▶ Task goal:
Search the records below for the word "this" and show every line where it occurs.

[Dataset items]
◆ ◆ ◆ ◆ ◆

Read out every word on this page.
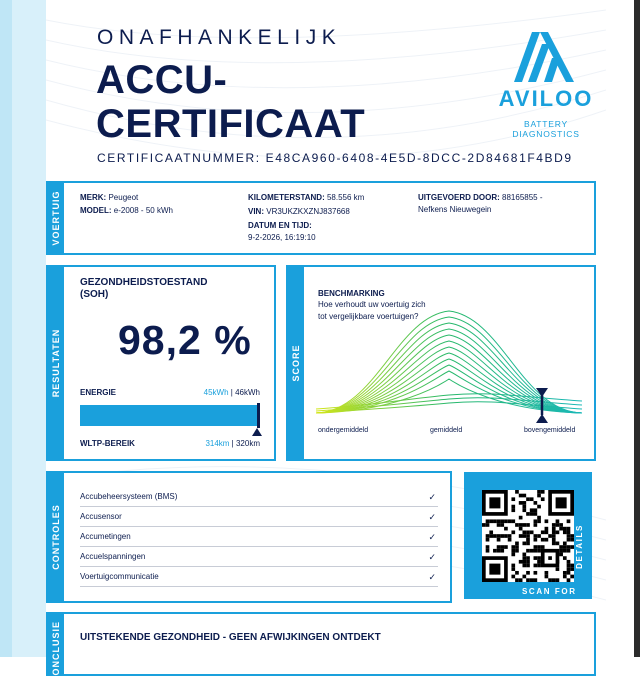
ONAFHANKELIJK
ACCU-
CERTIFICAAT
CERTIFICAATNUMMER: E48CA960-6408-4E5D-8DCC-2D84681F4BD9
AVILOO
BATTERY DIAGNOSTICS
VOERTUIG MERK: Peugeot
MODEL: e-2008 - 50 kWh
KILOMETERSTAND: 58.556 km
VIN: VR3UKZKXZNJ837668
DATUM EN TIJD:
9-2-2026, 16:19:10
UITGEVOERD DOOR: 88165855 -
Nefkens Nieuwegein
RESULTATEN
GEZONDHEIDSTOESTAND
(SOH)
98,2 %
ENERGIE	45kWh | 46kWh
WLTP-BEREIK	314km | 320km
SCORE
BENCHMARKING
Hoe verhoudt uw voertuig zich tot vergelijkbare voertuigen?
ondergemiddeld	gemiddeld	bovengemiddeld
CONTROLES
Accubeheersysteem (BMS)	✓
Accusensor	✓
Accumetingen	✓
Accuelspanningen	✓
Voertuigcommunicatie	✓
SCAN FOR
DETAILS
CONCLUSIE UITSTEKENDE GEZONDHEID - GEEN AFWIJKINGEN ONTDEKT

◆ ◆ ◆ ◆ ◆

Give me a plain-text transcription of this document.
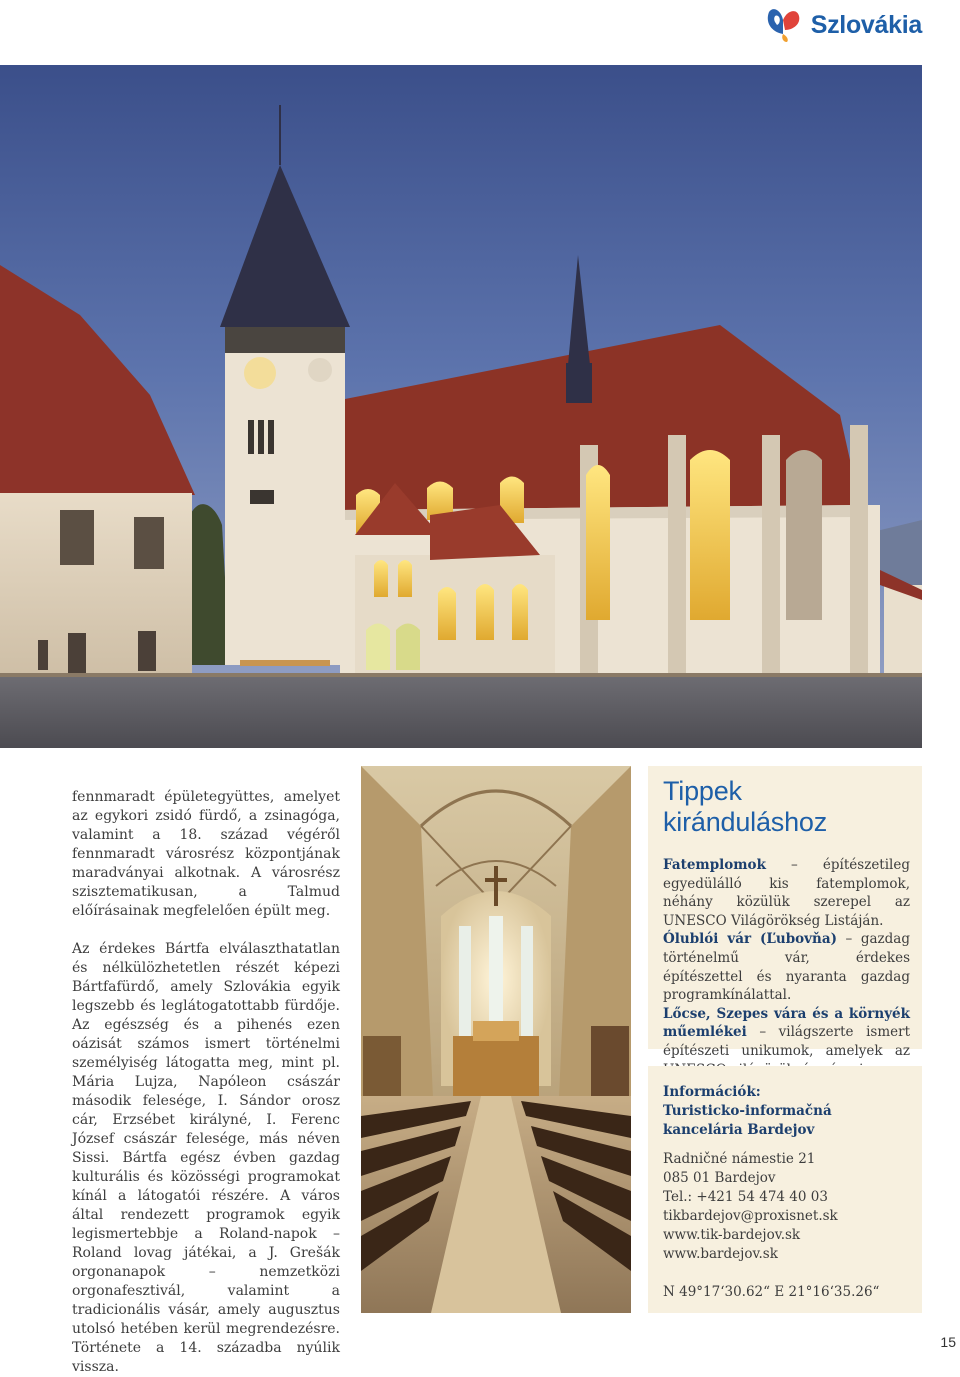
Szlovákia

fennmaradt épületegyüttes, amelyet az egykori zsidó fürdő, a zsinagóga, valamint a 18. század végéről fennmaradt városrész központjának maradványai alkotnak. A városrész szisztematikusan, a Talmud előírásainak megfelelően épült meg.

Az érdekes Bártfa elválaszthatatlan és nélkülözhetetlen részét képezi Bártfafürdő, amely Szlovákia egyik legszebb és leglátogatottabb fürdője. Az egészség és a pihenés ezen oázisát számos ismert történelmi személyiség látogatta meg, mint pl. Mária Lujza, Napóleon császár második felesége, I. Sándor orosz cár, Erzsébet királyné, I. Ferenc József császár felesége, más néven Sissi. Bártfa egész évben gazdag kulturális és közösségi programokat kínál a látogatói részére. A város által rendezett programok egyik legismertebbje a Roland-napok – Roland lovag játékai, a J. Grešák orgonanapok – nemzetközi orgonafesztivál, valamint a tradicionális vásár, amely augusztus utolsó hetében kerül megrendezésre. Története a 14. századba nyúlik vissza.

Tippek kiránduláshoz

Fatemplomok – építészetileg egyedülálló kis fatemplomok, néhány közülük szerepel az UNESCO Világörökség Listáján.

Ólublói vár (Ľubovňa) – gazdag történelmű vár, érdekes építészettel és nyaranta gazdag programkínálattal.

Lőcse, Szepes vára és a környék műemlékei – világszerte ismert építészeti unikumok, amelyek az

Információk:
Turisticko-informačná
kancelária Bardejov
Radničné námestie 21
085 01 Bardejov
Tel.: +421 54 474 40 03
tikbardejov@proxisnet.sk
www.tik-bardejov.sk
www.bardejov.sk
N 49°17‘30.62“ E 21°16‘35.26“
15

◆ ◆ ◆ ◆ ◆

▶ The reply:
Read out every word on this page.
Give me a plain-text transcription of this document.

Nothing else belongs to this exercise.